_What is expected:_ Reproduce each of the following records verbatim.

_Records shown:_

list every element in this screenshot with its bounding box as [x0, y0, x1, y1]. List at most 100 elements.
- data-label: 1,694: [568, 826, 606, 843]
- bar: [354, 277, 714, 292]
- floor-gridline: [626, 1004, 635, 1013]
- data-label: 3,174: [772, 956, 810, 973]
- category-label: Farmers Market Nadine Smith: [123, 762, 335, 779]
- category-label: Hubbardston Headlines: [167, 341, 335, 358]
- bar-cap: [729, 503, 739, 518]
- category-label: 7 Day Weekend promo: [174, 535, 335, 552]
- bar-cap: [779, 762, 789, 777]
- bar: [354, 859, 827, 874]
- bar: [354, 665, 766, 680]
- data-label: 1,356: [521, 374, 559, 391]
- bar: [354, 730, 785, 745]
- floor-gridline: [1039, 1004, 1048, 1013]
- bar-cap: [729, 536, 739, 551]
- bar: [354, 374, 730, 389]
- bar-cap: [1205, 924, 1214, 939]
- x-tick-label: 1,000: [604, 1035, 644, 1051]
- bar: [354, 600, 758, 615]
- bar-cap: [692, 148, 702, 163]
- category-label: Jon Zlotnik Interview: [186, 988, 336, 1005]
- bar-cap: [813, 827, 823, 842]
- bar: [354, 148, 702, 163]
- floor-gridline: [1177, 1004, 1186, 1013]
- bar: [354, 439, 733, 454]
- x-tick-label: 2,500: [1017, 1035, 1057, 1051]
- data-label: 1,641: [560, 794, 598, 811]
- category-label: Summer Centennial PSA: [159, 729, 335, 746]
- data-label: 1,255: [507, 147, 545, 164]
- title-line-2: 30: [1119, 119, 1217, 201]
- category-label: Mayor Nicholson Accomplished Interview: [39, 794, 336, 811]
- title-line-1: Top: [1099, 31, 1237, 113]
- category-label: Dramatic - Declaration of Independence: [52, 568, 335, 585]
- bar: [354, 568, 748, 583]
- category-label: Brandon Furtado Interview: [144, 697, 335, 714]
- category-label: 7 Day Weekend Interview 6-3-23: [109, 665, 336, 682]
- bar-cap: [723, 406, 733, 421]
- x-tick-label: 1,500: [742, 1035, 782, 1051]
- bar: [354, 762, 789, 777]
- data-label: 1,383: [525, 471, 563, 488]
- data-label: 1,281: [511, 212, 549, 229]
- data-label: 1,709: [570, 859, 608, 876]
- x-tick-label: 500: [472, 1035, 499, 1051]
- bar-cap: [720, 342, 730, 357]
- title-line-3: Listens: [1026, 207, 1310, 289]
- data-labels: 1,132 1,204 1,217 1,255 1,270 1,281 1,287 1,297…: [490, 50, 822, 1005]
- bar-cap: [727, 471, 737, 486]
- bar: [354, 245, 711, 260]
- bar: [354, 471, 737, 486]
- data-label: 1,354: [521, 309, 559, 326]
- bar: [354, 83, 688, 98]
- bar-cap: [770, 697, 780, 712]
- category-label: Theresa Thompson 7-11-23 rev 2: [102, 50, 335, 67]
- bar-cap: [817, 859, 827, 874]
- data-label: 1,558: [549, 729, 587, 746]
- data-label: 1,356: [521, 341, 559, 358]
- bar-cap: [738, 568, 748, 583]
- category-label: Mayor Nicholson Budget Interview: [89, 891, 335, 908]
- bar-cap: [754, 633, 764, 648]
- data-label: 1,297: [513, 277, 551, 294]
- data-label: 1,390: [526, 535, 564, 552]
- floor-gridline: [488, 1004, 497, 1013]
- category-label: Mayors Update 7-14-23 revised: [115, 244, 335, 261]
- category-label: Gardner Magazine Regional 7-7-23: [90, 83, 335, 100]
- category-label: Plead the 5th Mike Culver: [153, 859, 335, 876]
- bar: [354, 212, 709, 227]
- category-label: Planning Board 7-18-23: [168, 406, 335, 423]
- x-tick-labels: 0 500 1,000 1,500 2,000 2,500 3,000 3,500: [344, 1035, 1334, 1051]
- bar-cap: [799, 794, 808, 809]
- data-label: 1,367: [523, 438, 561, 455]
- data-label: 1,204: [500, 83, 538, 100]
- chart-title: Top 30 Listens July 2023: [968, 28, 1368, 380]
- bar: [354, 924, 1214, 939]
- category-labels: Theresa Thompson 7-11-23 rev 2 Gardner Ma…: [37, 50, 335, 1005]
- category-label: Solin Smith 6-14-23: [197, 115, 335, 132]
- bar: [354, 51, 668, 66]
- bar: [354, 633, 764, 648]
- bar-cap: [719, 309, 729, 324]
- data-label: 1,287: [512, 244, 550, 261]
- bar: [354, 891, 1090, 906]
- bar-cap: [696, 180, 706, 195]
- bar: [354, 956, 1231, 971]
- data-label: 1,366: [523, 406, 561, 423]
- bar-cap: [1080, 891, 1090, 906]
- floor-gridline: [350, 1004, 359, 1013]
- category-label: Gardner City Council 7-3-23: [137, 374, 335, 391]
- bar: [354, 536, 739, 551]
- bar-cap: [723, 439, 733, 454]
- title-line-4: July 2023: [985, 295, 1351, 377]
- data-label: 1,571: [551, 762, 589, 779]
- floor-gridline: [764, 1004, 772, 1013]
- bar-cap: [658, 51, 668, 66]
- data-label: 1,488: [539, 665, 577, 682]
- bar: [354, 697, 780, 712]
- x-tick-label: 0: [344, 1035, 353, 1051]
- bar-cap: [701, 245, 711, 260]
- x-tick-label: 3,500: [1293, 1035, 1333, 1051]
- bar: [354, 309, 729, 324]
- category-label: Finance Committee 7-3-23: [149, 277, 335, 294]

_Exercise response:_
list every element in this screenshot with its bounding box as [x0, y0, x1, y1]. List at most 100 elements.
- data-label: 1,694: [568, 826, 606, 843]
- bar: [354, 277, 714, 292]
- floor-gridline: [626, 1004, 635, 1013]
- data-label: 3,174: [772, 956, 810, 973]
- category-label: Farmers Market Nadine Smith: [123, 762, 335, 779]
- category-label: Hubbardston Headlines: [167, 341, 335, 358]
- bar-cap: [729, 503, 739, 518]
- category-label: 7 Day Weekend promo: [174, 535, 335, 552]
- bar-cap: [779, 762, 789, 777]
- bar: [354, 859, 827, 874]
- bar: [354, 665, 766, 680]
- data-label: 1,356: [521, 374, 559, 391]
- bar: [354, 730, 785, 745]
- floor-gridline: [1039, 1004, 1048, 1013]
- bar-cap: [729, 536, 739, 551]
- bar: [354, 374, 730, 389]
- bar-cap: [1205, 924, 1214, 939]
- x-tick-label: 1,000: [604, 1035, 644, 1051]
- bar: [354, 600, 758, 615]
- bar-cap: [692, 148, 702, 163]
- category-label: Jon Zlotnik Interview: [186, 988, 336, 1005]
- bar-cap: [813, 827, 823, 842]
- bar: [354, 148, 702, 163]
- floor-gridline: [1177, 1004, 1186, 1013]
- bar: [354, 439, 733, 454]
- x-tick-label: 2,500: [1017, 1035, 1057, 1051]
- data-label: 1,641: [560, 794, 598, 811]
- category-label: Summer Centennial PSA: [159, 729, 335, 746]
- data-label: 1,255: [507, 147, 545, 164]
- title-line-2: 30: [1119, 119, 1217, 201]
- category-label: Mayor Nicholson Accomplished Interview: [39, 794, 336, 811]
- title-line-1: Top: [1099, 31, 1237, 113]
- category-label: Dramatic - Declaration of Independence: [52, 568, 335, 585]
- bar: [354, 568, 748, 583]
- category-label: Brandon Furtado Interview: [144, 697, 335, 714]
- category-label: 7 Day Weekend Interview 6-3-23: [109, 665, 336, 682]
- bar-cap: [723, 406, 733, 421]
- x-tick-label: 1,500: [742, 1035, 782, 1051]
- bar: [354, 762, 789, 777]
- data-label: 1,383: [525, 471, 563, 488]
- data-label: 1,281: [511, 212, 549, 229]
- data-label: 1,709: [570, 859, 608, 876]
- x-tick-label: 500: [472, 1035, 499, 1051]
- bar-cap: [720, 342, 730, 357]
- title-line-3: Listens: [1026, 207, 1310, 289]
- data-labels: 1,132 1,204 1,217 1,255 1,270 1,281 1,287 1,297…: [490, 50, 822, 1005]
- bar-cap: [727, 471, 737, 486]
- bar: [354, 245, 711, 260]
- bar: [354, 471, 737, 486]
- data-label: 1,354: [521, 309, 559, 326]
- bar: [354, 83, 688, 98]
- bar-cap: [770, 697, 780, 712]
- category-label: Theresa Thompson 7-11-23 rev 2: [102, 50, 335, 67]
- bar-cap: [817, 859, 827, 874]
- data-label: 1,558: [549, 729, 587, 746]
- data-label: 1,356: [521, 341, 559, 358]
- bar-cap: [738, 568, 748, 583]
- category-label: Mayor Nicholson Budget Interview: [89, 891, 335, 908]
- bar-cap: [754, 633, 764, 648]
- data-label: 1,297: [513, 277, 551, 294]
- data-label: 1,390: [526, 535, 564, 552]
- floor-gridline: [488, 1004, 497, 1013]
- category-label: Mayors Update 7-14-23 revised: [115, 244, 335, 261]
- category-label: Gardner Magazine Regional 7-7-23: [90, 83, 335, 100]
- category-label: Plead the 5th Mike Culver: [153, 859, 335, 876]
- bar: [354, 212, 709, 227]
- category-label: Planning Board 7-18-23: [168, 406, 335, 423]
- x-tick-labels: 0 500 1,000 1,500 2,000 2,500 3,000 3,500: [344, 1035, 1334, 1051]
- bar-cap: [799, 794, 808, 809]
- data-label: 1,367: [523, 438, 561, 455]
- data-label: 1,204: [500, 83, 538, 100]
- chart-title: Top 30 Listens July 2023: [968, 28, 1368, 380]
- bar: [354, 924, 1214, 939]
- category-labels: Theresa Thompson 7-11-23 rev 2 Gardner Ma…: [37, 50, 335, 1005]
- category-label: Solin Smith 6-14-23: [197, 115, 335, 132]
- bar: [354, 51, 668, 66]
- bar: [354, 633, 764, 648]
- bar-cap: [719, 309, 729, 324]
- data-label: 1,287: [512, 244, 550, 261]
- bar: [354, 891, 1090, 906]
- bar-cap: [696, 180, 706, 195]
- bar: [354, 956, 1231, 971]
- data-label: 1,366: [523, 406, 561, 423]
- bar-cap: [1080, 891, 1090, 906]
- floor-gridline: [350, 1004, 359, 1013]
- category-label: Gardner City Council 7-3-23: [137, 374, 335, 391]
- bar: [354, 536, 739, 551]
- bar-cap: [723, 439, 733, 454]
- title-line-4: July 2023: [985, 295, 1351, 377]
- data-label: 1,571: [551, 762, 589, 779]
- floor-gridline: [764, 1004, 772, 1013]
- bar-cap: [658, 51, 668, 66]
- data-label: 1,488: [539, 665, 577, 682]
- bar: [354, 697, 780, 712]
- x-tick-label: 0: [344, 1035, 353, 1051]
- bar-cap: [701, 245, 711, 260]
- x-tick-label: 3,500: [1293, 1035, 1333, 1051]
- bar: [354, 309, 729, 324]
- category-label: Finance Committee 7-3-23: [149, 277, 335, 294]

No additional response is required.